• _Your objective_: In the listing below, locate the lines that hold the string "bands". Copy those lines.

• _Data for this exercise_:
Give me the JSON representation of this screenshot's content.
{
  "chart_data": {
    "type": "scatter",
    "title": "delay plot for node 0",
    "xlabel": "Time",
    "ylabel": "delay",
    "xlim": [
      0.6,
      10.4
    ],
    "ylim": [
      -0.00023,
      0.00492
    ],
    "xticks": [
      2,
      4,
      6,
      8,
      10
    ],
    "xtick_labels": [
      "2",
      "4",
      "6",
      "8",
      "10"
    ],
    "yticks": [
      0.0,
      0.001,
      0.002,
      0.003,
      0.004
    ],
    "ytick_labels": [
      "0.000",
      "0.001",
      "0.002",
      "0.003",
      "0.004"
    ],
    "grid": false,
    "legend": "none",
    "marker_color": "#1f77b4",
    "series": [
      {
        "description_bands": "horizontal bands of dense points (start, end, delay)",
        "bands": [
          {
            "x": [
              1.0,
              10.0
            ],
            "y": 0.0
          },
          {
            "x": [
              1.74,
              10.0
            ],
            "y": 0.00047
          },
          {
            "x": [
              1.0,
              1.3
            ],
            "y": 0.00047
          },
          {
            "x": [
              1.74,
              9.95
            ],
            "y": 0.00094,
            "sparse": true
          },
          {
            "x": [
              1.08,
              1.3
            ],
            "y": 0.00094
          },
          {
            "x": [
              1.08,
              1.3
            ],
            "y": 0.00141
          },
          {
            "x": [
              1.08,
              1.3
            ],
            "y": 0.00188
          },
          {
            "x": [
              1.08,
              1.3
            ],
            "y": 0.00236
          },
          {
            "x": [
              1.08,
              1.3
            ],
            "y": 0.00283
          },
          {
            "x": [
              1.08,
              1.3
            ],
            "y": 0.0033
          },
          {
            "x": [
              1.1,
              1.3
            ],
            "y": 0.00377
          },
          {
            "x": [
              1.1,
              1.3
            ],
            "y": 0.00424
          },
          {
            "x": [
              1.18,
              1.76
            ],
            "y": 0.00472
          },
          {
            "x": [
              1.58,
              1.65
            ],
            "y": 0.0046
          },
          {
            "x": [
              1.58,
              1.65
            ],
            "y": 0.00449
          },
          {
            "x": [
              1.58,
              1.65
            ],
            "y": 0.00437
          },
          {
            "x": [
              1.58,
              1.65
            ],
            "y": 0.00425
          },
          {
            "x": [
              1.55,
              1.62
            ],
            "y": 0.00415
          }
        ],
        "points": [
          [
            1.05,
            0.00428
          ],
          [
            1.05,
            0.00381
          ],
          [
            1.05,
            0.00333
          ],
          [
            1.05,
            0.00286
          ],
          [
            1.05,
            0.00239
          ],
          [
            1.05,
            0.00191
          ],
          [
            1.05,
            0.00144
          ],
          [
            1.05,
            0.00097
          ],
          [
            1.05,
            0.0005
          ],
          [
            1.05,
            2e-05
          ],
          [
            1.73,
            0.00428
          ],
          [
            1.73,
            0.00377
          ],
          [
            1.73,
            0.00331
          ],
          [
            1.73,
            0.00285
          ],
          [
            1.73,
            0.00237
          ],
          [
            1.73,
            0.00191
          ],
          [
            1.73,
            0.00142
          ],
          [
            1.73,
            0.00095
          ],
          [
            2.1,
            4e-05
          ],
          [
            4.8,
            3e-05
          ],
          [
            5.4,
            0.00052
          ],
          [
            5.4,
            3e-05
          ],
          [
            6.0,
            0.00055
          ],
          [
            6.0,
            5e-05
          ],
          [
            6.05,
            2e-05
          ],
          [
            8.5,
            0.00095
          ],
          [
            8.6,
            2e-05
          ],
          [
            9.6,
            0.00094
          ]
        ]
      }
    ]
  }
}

• _Output for this exercise_:
        "description_bands": "horizontal bands of dense points (start, end, delay)",
        "bands": [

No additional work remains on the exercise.